§ **Work to do**
Pull every line containing "Васильевич" from the entries.

** BEGIN Dataset content **

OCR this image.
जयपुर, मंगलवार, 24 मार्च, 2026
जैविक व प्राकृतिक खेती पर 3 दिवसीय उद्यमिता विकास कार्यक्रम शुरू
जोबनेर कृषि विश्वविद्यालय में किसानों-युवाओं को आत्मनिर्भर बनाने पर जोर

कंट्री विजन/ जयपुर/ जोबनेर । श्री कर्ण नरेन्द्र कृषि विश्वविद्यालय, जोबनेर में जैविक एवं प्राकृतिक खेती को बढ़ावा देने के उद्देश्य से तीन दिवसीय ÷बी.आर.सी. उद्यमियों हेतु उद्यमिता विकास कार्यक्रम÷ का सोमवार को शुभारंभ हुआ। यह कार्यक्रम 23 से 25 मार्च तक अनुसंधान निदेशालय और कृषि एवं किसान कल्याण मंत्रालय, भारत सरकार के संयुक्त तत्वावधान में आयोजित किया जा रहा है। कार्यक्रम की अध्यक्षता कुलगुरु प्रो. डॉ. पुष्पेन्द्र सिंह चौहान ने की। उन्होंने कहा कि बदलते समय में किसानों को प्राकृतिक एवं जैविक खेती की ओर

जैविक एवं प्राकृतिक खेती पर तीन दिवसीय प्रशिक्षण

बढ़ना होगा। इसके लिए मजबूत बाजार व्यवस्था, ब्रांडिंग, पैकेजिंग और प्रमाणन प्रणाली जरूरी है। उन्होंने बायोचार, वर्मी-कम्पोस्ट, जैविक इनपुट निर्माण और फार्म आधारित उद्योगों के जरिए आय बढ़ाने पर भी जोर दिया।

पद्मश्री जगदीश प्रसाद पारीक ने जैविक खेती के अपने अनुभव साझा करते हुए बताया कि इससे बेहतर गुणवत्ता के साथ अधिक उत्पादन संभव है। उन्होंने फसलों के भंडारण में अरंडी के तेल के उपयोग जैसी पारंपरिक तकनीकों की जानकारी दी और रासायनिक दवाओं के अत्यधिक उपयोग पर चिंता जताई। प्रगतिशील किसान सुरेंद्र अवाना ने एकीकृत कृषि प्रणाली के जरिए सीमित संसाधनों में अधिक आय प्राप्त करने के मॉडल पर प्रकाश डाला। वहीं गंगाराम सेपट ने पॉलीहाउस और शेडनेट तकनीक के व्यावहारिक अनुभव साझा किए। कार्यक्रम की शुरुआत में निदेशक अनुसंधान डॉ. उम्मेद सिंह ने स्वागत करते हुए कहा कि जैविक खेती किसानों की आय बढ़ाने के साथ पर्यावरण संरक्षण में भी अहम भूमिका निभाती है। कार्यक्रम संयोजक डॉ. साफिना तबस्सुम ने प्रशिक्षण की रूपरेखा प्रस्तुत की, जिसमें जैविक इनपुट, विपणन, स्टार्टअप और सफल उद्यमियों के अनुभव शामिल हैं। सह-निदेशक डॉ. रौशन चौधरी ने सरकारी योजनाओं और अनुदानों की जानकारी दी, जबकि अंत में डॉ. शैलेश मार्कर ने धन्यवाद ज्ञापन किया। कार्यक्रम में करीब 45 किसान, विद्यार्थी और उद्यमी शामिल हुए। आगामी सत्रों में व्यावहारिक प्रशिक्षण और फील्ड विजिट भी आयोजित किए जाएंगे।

** END Dataset content **
** BEGIN Dataset content **

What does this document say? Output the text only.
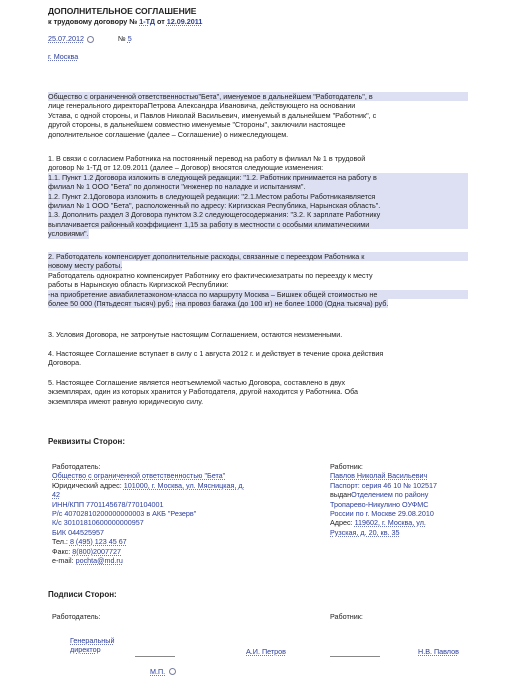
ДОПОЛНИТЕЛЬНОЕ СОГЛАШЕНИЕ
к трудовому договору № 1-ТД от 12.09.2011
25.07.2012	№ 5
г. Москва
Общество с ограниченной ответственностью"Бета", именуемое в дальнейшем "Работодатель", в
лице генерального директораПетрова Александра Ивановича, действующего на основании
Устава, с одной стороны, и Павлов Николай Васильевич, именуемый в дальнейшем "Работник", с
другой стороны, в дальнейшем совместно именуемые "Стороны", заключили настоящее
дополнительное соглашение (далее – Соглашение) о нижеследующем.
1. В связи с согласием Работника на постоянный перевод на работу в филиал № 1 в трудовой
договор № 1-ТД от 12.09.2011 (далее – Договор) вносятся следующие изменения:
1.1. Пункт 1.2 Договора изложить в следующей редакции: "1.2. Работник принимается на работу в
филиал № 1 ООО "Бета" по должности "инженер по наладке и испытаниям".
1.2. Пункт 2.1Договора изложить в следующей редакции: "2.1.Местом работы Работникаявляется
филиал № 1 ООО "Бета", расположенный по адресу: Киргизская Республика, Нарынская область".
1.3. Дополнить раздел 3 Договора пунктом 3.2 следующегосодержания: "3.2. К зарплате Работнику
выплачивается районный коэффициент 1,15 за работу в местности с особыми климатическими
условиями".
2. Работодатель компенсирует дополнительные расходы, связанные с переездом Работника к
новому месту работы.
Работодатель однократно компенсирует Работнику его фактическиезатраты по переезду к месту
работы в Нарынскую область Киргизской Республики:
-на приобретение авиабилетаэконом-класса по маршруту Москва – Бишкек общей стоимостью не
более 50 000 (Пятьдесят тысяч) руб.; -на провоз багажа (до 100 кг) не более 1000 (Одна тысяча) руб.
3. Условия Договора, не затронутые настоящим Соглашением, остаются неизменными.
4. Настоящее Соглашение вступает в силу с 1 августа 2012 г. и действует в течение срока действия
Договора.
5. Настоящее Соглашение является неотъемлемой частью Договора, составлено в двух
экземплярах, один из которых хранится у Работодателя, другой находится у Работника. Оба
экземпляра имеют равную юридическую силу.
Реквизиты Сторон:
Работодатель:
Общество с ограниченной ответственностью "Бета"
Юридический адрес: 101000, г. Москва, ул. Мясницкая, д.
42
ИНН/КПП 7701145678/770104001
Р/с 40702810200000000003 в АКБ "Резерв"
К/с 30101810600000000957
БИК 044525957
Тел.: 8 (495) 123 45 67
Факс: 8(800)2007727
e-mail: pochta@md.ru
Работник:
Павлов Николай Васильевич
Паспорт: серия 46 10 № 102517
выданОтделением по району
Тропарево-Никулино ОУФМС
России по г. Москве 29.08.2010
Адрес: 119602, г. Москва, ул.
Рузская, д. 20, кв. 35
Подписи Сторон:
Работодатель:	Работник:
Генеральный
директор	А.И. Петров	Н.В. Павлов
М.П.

** END Dataset content **

§ **Result**
Устава, с одной стороны, и Павлов Николай Васильевич, именуемый в дальнейшем "Работник", с
Павлов Николай Васильевич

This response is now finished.